* TASK OBJECTIVE:
Each line below should be quoted exactly, please.

'''

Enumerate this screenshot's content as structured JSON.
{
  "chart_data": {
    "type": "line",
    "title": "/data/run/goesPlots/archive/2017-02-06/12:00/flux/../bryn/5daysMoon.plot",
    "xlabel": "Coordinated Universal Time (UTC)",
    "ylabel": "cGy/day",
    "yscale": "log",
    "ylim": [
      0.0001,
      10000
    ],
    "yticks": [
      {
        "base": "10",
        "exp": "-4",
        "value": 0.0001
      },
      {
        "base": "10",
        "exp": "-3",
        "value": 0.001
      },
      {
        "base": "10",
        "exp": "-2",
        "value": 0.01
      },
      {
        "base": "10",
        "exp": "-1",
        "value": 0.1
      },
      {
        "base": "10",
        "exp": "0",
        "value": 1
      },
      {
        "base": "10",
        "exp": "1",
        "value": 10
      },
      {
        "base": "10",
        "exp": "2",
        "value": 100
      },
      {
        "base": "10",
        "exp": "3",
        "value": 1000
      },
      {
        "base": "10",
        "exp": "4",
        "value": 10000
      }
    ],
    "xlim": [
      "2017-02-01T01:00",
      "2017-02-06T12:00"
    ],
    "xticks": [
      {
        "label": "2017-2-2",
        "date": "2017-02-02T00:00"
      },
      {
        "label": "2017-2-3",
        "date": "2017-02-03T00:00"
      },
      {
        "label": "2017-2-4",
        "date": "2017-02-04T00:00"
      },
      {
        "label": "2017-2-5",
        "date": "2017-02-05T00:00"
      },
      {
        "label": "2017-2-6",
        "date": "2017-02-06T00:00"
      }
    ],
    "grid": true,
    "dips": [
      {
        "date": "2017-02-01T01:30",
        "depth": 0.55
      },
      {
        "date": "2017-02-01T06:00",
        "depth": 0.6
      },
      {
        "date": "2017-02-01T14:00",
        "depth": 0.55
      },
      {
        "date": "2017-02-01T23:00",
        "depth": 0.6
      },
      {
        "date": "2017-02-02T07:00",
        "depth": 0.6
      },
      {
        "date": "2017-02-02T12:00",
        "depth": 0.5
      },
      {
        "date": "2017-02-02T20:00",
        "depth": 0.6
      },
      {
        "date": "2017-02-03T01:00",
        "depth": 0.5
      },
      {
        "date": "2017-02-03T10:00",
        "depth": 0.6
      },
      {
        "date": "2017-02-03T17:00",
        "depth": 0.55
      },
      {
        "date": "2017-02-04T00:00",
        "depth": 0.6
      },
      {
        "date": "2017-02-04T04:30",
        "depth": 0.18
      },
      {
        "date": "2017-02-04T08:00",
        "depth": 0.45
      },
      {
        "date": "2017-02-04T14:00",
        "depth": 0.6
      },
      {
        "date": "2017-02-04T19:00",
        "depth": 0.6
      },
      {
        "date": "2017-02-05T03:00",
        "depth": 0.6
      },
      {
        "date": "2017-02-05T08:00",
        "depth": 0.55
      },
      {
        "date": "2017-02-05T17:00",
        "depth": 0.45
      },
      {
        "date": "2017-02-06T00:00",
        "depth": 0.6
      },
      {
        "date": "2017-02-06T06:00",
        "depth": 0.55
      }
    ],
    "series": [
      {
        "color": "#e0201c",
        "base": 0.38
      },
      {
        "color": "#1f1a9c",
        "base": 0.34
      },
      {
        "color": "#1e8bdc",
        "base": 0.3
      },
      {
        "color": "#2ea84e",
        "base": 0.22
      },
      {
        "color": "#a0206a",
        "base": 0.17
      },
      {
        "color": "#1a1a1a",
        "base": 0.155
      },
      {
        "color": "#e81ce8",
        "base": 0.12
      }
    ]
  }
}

'''

* SOLUTION:
Enumerate this screenshot's content as structured JSON.
{
  "chart_data": {
    "type": "line",
    "title": "/data/run/goesPlots/archive/2017-02-06/12:00/flux/../bryn/5daysMoon.plot",
    "xlabel": "Coordinated Universal Time (UTC)",
    "ylabel": "cGy/day",
    "yscale": "log",
    "ylim": [
      0.0001,
      10000
    ],
    "yticks": [
      {
        "base": "10",
        "exp": "-4",
        "value": 0.0001
      },
      {
        "base": "10",
        "exp": "-3",
        "value": 0.001
      },
      {
        "base": "10",
        "exp": "-2",
        "value": 0.01
      },
      {
        "base": "10",
        "exp": "-1",
        "value": 0.1
      },
      {
        "base": "10",
        "exp": "0",
        "value": 1
      },
      {
        "base": "10",
        "exp": "1",
        "value": 10
      },
      {
        "base": "10",
        "exp": "2",
        "value": 100
      },
      {
        "base": "10",
        "exp": "3",
        "value": 1000
      },
      {
        "base": "10",
        "exp": "4",
        "value": 10000
      }
    ],
    "xlim": [
      "2017-02-01T01:00",
      "2017-02-06T12:00"
    ],
    "xticks": [
      {
        "label": "2017-2-2",
        "date": "2017-02-02T00:00"
      },
      {
        "label": "2017-2-3",
        "date": "2017-02-03T00:00"
      },
      {
        "label": "2017-2-4",
        "date": "2017-02-04T00:00"
      },
      {
        "label": "2017-2-5",
        "date": "2017-02-05T00:00"
      },
      {
        "label": "2017-2-6",
        "date": "2017-02-06T00:00"
      }
    ],
    "grid": true,
    "dips": [
      {
        "date": "2017-02-01T01:30",
        "depth": 0.55
      },
      {
        "date": "2017-02-01T06:00",
        "depth": 0.6
      },
      {
        "date": "2017-02-01T14:00",
        "depth": 0.55
      },
      {
        "date": "2017-02-01T23:00",
        "depth": 0.6
      },
      {
        "date": "2017-02-02T07:00",
        "depth": 0.6
      },
      {
        "date": "2017-02-02T12:00",
        "depth": 0.5
      },
      {
        "date": "2017-02-02T20:00",
        "depth": 0.6
      },
      {
        "date": "2017-02-03T01:00",
        "depth": 0.5
      },
      {
        "date": "2017-02-03T10:00",
        "depth": 0.6
      },
      {
        "date": "2017-02-03T17:00",
        "depth": 0.55
      },
      {
        "date": "2017-02-04T00:00",
        "depth": 0.6
      },
      {
        "date": "2017-02-04T04:30",
        "depth": 0.18
      },
      {
        "date": "2017-02-04T08:00",
        "depth": 0.45
      },
      {
        "date": "2017-02-04T14:00",
        "depth": 0.6
      },
      {
        "date": "2017-02-04T19:00",
        "depth": 0.6
      },
      {
        "date": "2017-02-05T03:00",
        "depth": 0.6
      },
      {
        "date": "2017-02-05T08:00",
        "depth": 0.55
      },
      {
        "date": "2017-02-05T17:00",
        "depth": 0.45
      },
      {
        "date": "2017-02-06T00:00",
        "depth": 0.6
      },
      {
        "date": "2017-02-06T06:00",
        "depth": 0.55
      }
    ],
    "series": [
      {
        "color": "#e0201c",
        "base": 0.38
      },
      {
        "color": "#1f1a9c",
        "base": 0.34
      },
      {
        "color": "#1e8bdc",
        "base": 0.3
      },
      {
        "color": "#2ea84e",
        "base": 0.22
      },
      {
        "color": "#a0206a",
        "base": 0.17
      },
      {
        "color": "#1a1a1a",
        "base": 0.155
      },
      {
        "color": "#e81ce8",
        "base": 0.12
      }
    ]
  }
}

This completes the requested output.